Omit every picture and return the rest of the data unaltered.

ENTRIES SUPPLIED =>
■ ■ ■ ■
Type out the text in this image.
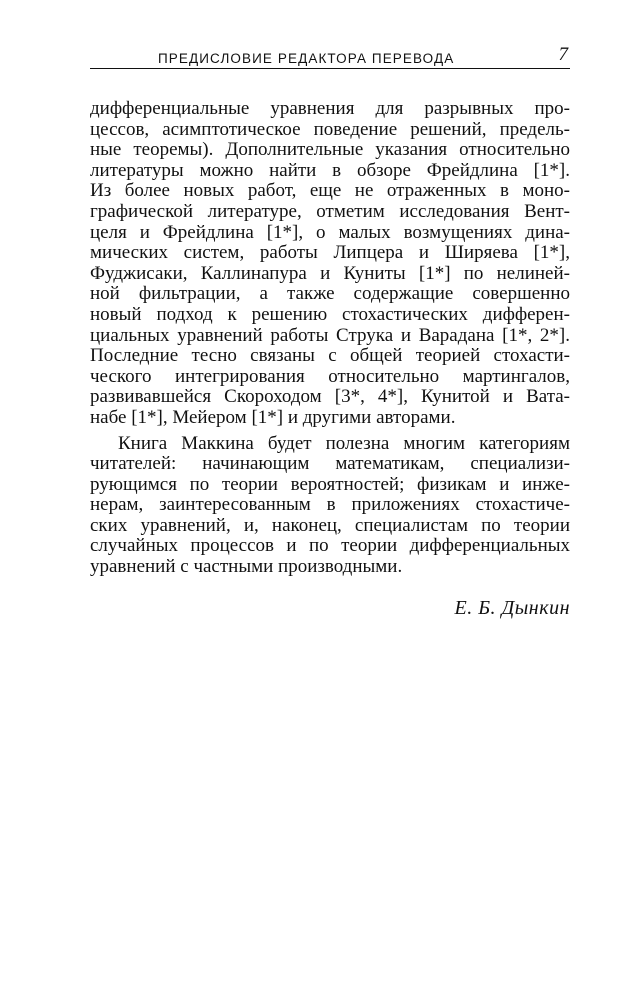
ПРЕДИСЛОВИЕ РЕДАКТОРА ПЕРЕВОДА	7
дифференциальные уравнения для разрывных про-
цессов, асимптотическое поведение решений, предель-
ные теоремы). Дополнительные указания относительно
литературы можно найти в обзоре Фрейдлина [1*].
Из более новых работ, еще не отраженных в моно-
графической литературе, отметим исследования Вент-
целя и Фрейдлина [1*], о малых возмущениях дина-
мических систем, работы Липцера и Ширяева [1*],
Фуджисаки, Каллинапура и Куниты [1*] по нелиней-
ной фильтрации, а также содержащие совершенно
новый подход к решению стохастических дифферен-
циальных уравнений работы Струка и Варадана [1*, 2*].
Последние тесно связаны с общей теорией стохасти-
ческого интегрирования относительно мартингалов,
развивавшейся Скороходом [3*, 4*], Кунитой и Вата-
набе [1*], Мейером [1*] и другими авторами.
Книга Маккина будет полезна многим категориям
читателей: начинающим математикам, специализи-
рующимся по теории вероятностей; физикам и инже-
нерам, заинтересованным в приложениях стохастиче-
ских уравнений, и, наконец, специалистам по теории
случайных процессов и по теории дифференциальных
уравнений с частными производными.
Е. Б. Дынкин
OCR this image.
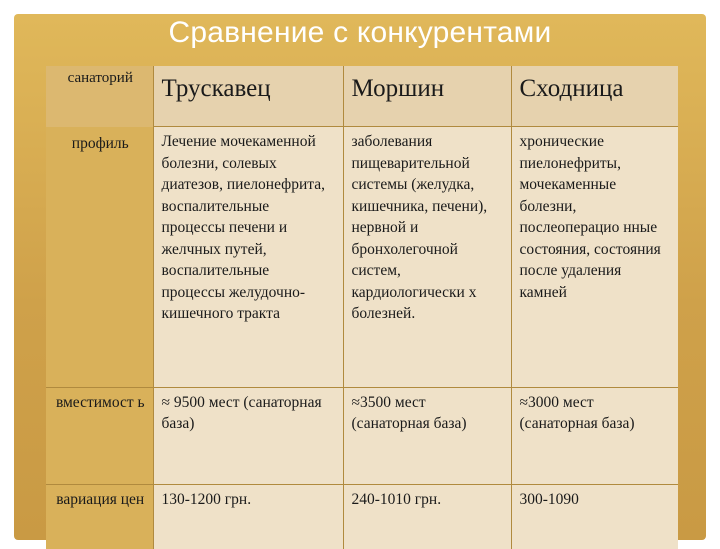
Сравнение с конкурентами
санаторий	Трускавец	Моршин	Сходница
профиль	Лечение мочекаменной болезни, солевых диатезов, пиелонефрита, воспалительные процессы печени и желчных путей, воспалительные процессы желудочно-кишечного тракта	заболевания пищеварительной системы (желудка, кишечника, печени), нервной и бронхолегочной систем, кардиологически х болезней.	хронические пиелонефриты, мочекаменные болезни, послеоперацио нные состояния, состояния после удаления камней
вместимост ь	≈ 9500 мест (санаторная база)	≈3500 мест (санаторная база)	≈3000 мест (санаторная база)
вариация цен	130-1200 грн.	240-1010 грн.	300-1090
■ ■ ■ ■
RESULT OF THIS TASK =>
Type out the text in this image.
ПРЕДИСЛОВИЕ РЕДАКТОРА ПЕРЕВОДА	7
дифференциальные уравнения для разрывных про-
цессов, асимптотическое поведение решений, предель-
ные теоремы). Дополнительные указания относительно
литературы можно найти в обзоре Фрейдлина [1*].
Из более новых работ, еще не отраженных в моно-
графической литературе, отметим исследования Вент-
целя и Фрейдлина [1*], о малых возмущениях дина-
мических систем, работы Липцера и Ширяева [1*],
Фуджисаки, Каллинапура и Куниты [1*] по нелиней-
ной фильтрации, а также содержащие совершенно
новый подход к решению стохастических дифферен-
циальных уравнений работы Струка и Варадана [1*, 2*].
Последние тесно связаны с общей теорией стохасти-
ческого интегрирования относительно мартингалов,
развивавшейся Скороходом [3*, 4*], Кунитой и Вата-
набе [1*], Мейером [1*] и другими авторами.
Книга Маккина будет полезна многим категориям
читателей: начинающим математикам, специализи-
рующимся по теории вероятностей; физикам и инже-
нерам, заинтересованным в приложениях стохастиче-
ских уравнений, и, наконец, специалистам по теории
случайных процессов и по теории дифференциальных
уравнений с частными производными.
Е. Б. Дынкин
OCR this image.
Сравнение с конкурентами
санаторий	Трускавец	Моршин	Сходница
профиль	Лечение мочекаменной болезни, солевых диатезов, пиелонефрита, воспалительные процессы печени и желчных путей, воспалительные процессы желудочно-кишечного тракта	заболевания пищеварительной системы (желудка, кишечника, печени), нервной и бронхолегочной систем, кардиологически х болезней.	хронические пиелонефриты, мочекаменные болезни, послеоперацио нные состояния, состояния после удаления камней
вместимост ь	≈ 9500 мест (санаторная база)	≈3500 мест (санаторная база)	≈3000 мест (санаторная база)
вариация цен	130-1200 грн.	240-1010 грн.	300-1090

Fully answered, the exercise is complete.